> **Items**:
>>
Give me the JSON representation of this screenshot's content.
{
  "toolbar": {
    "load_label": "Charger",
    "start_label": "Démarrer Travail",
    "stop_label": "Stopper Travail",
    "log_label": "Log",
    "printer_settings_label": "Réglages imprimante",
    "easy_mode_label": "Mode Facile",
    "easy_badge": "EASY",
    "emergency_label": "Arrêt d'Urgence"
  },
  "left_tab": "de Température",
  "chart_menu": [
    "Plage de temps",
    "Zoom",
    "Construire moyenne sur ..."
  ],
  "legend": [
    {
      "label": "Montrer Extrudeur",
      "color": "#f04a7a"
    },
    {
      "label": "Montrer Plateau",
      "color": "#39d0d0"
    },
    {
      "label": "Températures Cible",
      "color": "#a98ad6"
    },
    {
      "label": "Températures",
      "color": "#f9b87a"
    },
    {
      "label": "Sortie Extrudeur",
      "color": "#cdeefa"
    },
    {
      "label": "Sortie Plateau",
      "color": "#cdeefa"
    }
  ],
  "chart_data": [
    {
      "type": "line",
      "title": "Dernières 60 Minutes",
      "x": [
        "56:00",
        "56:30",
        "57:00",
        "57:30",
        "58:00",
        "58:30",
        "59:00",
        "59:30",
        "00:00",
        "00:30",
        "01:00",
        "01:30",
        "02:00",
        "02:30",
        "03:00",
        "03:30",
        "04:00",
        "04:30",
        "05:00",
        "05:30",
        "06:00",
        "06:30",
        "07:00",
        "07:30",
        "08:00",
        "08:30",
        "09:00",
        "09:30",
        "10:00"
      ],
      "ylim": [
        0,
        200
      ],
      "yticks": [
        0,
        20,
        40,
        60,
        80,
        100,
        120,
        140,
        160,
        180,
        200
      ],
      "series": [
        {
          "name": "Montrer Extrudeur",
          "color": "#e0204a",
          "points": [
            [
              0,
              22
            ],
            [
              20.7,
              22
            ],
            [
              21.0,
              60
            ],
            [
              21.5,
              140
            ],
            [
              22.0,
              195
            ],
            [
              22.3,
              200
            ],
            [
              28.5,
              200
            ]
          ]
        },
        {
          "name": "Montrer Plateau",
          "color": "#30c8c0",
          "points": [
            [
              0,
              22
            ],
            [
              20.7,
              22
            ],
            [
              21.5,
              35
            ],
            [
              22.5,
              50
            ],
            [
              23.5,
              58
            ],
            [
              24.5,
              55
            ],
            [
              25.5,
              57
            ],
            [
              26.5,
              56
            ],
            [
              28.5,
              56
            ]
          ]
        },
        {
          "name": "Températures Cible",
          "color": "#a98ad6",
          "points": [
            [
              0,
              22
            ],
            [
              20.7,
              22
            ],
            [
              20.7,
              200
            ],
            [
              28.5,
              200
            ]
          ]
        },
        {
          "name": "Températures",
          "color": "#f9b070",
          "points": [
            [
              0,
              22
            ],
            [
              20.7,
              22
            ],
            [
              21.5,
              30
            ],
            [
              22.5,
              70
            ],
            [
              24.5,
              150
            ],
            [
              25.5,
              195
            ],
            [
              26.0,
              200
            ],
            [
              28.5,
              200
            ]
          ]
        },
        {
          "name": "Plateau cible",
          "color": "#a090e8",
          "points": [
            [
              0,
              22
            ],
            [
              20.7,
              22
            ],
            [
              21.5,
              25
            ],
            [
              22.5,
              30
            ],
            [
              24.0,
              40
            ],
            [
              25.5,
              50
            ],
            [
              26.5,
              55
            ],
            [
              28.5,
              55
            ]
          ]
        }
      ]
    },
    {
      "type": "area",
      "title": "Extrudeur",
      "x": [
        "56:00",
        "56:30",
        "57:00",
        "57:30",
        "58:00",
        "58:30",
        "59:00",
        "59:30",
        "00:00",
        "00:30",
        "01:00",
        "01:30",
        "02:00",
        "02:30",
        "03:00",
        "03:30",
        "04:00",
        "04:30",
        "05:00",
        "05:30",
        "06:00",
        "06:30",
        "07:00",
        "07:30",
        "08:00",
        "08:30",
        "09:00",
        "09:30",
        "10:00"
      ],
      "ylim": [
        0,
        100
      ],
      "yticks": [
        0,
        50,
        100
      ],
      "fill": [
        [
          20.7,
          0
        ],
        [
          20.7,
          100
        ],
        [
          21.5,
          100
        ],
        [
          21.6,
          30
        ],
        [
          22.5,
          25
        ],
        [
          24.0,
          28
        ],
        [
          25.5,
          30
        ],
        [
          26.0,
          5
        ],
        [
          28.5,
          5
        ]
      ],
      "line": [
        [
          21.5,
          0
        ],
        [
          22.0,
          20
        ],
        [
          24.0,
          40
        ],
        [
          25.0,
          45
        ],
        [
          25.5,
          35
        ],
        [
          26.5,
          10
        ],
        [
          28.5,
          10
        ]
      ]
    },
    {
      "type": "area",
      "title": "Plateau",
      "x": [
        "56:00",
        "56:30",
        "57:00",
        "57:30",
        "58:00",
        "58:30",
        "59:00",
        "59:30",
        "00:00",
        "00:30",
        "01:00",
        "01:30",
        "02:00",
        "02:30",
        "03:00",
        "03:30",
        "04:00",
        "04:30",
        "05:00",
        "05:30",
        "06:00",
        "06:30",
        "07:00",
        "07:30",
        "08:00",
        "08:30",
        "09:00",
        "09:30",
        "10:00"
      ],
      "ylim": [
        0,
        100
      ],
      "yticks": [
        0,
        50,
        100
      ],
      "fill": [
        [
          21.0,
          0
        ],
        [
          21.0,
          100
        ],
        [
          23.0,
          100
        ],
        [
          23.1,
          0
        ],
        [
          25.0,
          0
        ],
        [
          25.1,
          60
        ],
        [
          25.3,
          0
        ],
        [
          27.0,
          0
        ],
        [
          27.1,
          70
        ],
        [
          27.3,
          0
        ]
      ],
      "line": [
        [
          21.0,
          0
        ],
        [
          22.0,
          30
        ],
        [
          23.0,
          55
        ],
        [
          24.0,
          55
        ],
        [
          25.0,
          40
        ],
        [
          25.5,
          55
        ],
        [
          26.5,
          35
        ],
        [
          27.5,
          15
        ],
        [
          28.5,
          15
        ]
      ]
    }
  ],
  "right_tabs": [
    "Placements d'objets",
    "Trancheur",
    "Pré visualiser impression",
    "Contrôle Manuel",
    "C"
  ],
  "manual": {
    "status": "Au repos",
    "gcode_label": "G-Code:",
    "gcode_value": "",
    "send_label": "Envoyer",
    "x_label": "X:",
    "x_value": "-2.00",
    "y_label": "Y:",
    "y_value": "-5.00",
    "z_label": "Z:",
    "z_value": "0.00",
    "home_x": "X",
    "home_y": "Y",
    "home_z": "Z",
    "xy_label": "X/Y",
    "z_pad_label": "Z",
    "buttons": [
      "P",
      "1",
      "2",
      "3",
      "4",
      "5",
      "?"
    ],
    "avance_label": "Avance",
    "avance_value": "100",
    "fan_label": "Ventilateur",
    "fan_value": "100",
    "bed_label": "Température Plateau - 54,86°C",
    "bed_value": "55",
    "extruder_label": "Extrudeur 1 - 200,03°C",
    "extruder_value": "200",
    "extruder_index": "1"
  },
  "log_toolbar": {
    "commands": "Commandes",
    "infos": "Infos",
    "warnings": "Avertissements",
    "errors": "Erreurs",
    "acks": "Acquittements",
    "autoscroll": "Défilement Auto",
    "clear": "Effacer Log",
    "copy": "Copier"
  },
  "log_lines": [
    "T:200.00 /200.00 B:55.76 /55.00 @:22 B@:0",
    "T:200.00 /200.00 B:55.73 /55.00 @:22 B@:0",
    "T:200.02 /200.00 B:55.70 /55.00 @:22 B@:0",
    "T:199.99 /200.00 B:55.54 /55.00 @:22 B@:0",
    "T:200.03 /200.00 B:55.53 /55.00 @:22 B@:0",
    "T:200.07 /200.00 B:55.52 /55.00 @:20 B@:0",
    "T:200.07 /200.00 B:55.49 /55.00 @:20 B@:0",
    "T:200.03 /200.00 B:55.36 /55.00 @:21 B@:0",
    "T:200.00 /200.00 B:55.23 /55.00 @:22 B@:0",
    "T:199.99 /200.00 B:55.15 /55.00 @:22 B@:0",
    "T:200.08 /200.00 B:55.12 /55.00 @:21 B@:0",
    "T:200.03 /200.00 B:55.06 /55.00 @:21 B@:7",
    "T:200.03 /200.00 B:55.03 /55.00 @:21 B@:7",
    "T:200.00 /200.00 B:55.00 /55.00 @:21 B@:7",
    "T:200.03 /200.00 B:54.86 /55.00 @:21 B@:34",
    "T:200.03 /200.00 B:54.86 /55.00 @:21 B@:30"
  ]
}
<<
> **Task**: Return each full line of the entries that contains the word "Extrudeur".

> **Exercise solution**:
      "label": "Montrer Extrudeur",
      "label": "Sortie Extrudeur",
          "name": "Montrer Extrudeur",
      "title": "Extrudeur",
    "extruder_label": "Extrudeur 1 - 200,03°C",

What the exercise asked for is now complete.